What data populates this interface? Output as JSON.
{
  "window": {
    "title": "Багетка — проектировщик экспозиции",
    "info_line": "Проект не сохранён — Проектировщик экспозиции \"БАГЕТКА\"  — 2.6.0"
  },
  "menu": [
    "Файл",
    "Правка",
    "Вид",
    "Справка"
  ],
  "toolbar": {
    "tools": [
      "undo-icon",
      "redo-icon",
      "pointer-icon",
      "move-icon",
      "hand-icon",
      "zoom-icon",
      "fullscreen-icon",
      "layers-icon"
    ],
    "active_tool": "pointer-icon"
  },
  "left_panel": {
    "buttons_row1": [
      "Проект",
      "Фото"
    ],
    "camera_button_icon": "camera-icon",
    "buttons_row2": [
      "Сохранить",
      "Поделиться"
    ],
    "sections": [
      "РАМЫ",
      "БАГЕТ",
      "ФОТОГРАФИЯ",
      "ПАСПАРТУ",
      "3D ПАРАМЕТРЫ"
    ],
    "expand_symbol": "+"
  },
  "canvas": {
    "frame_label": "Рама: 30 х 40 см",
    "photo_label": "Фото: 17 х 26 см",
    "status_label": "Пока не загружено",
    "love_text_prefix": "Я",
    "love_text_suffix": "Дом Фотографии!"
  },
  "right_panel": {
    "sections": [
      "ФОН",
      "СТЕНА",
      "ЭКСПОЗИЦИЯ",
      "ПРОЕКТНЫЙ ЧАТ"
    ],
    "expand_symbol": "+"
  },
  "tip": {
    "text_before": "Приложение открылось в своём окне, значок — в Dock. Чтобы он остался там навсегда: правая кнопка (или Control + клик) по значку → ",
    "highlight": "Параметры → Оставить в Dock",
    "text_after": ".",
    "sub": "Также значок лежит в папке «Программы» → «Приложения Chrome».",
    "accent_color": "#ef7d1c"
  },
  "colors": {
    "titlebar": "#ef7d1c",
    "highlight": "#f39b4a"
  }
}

• • • • •

» WHAT YOU ARE ASKED TO DO
Track down every line with the word "pointer" and copy it.

» THE RESULT
      "pointer-icon",
    "active_tool": "pointer-icon"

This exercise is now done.